(Consigne A)
Répondez à ces questions d'après le texte sur la politique monétaire :
(i) Après combien de mois de dépréciation la roupie s'est-elle renforcée en octobre ?
(ii) À quel niveau la décision jugée la plus probable maintiendrait-elle le taux ?
(iii) Quelle croissance est estimée pour cette année ?
(Consigne B)
Poursuivez le texte sur la politique monétaire après sa dernière phrase.

(Extrait cité)
━━━━━━━━━━

Cette première présidence est bien plus qu’une formalité. C’est un acte fondateur. C’est un baptême du feu ! Son mandat opérationnel se retrouvera sous le feu des projecteurs pour la première fois depuis sa nomination.
Les marchés scruteront chaque mot pour déceler son orientation. Est-ce qu’elle adoptera une ligne de politique monétaire rigoureuse – dite hawkish – et combattre l’inflation ? Est-ce qu’elle sera plus soucieuse de l’économie et de la croissance – dite dovish ? Le ton qu’elle donnera sera décisif.
Voyons les derniers chiffres. En octobre, le taux d’inflation en glissement annuel a chuté à 4,1 %, le niveau le plus bas depuis avril. Cependant, l’inflation globale a accéléré, se hissant à 3,5 %, le plus élevé depuis décembre 2024. Point positif : la roupie s’est renforcée par rapport à un panier de devises en octobre, après cinq mois de dépréciation. Cette année, la croissance est estimée à 3,1 %.
Donc, quelle serait la décision appropriée ?
Le pari réaliste est celui du statu quo. La décision la plus probable et la plus équilibrée est de maintenir le taux inchangé à 4,5 %.
Or, cette prudence nous mettrait face à un dilemme. D’une part, les deux mesures de l’inflation – globale et glissement annuelle – ne semblent point reculer vers un niveau plus bas, exigeant ainsi une vigilance absolue. Et, d’autre part, la croissance reste fragile. Des secteurs clés tels que le tourisme, les petites et moyennes entreprises, sans oublier le pouvoir d’achat des ménages, restent vulnérables à une hausse du taux d’intérêt.

━━━━━━━━━━

(Lignes de données)
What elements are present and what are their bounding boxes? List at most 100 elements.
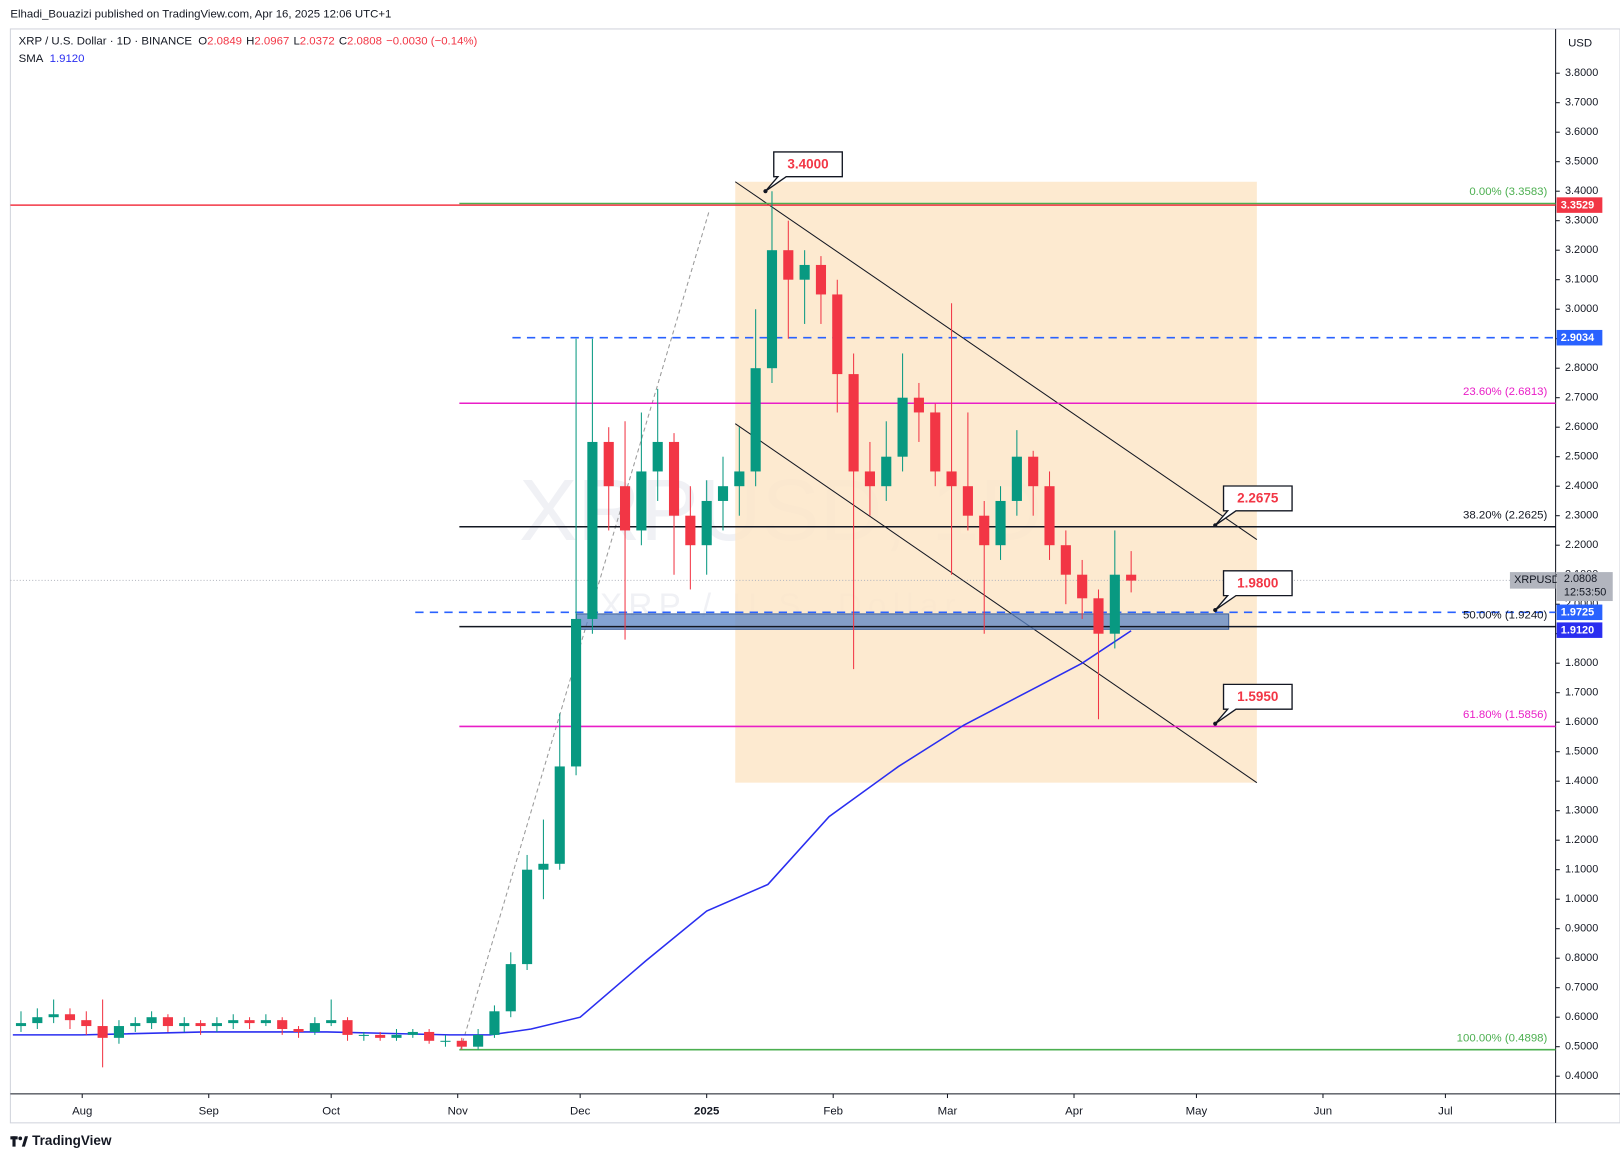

━━━━━━━━━━

(Réponse A)
(i) Après cinq mois.
(ii) À 4,5 %.
(iii) 3,1 %.

(Réponse B)
L’inflation reflète le mouvement des prix à l’international. Vous conviendrez qu’une hausse du taux directeur ne peut pas être à l’agenda…
En effet ! Sur le plan mondial, le cours du pétrole est en recul. Le prix d’autres commodités est en baisse. Un vent favorable souffle sur l’économie mondiale, offrant un contexte opportun à la nouvelle gouverneure.
Pourriez-vous être plus précise au sujet des cours mondiaux ?
D’abord, sur le plan énergétique, la baisse du prix du baril réduit la pression sur les coûts de transport et de l’énergie. D’ailleurs, le prix de l’essence a été revu à la baisse en début de semaine. Ensuite, l’indice des prix des produits alimentaires de la FAO a connu une deuxième baisse mensuelle consécutive en octobre 2025. Le prix des céréales, des produits laitiers, de la viande et du sucre a reculé, plaçant l’indice global en deçà de son niveau d’octobre 2024, et bien loin de ses pics de 2022.
Cette tendance baissière des matières premières est un atout majeur pour Maurice, économie importatrice nette. Elle contribue à atténuer l’inflation importée. Elle offre une marge de manœuvre bienvenue à la politique monétaire.
C’est-à-dire ?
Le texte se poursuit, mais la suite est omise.